AIM OF THE TASK:
For the listing below, give the count of lines containing the string "page" and nothing else.

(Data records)
+++

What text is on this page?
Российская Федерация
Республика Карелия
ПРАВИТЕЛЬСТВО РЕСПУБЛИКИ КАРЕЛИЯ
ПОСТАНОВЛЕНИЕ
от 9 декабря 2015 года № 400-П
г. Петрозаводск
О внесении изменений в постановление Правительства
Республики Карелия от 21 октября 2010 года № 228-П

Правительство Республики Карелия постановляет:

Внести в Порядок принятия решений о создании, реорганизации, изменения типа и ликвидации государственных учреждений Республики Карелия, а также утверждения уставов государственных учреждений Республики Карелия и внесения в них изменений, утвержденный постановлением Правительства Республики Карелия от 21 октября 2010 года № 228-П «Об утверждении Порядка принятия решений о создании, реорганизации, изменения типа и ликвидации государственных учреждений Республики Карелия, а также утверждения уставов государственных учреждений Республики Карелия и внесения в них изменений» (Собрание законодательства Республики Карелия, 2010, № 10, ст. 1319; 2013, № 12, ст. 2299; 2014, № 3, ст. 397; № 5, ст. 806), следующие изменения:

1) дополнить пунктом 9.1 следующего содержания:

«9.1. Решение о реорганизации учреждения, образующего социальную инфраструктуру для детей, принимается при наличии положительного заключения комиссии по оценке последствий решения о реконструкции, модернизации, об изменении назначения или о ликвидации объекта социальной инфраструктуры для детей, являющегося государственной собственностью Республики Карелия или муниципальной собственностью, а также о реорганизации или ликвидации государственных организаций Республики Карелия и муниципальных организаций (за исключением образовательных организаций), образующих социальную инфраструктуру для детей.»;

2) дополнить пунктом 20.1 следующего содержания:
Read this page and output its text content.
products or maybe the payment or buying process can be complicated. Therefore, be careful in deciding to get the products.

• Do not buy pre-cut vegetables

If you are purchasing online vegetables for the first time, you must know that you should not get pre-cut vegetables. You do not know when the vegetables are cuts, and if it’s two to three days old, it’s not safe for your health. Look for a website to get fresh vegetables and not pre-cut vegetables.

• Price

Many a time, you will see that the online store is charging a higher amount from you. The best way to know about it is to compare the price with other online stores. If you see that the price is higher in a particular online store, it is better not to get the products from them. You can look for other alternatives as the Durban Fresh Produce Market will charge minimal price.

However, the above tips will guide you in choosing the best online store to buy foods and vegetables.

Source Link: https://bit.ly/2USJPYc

+++

RESPONSE FOR THIS EXERCISE:
2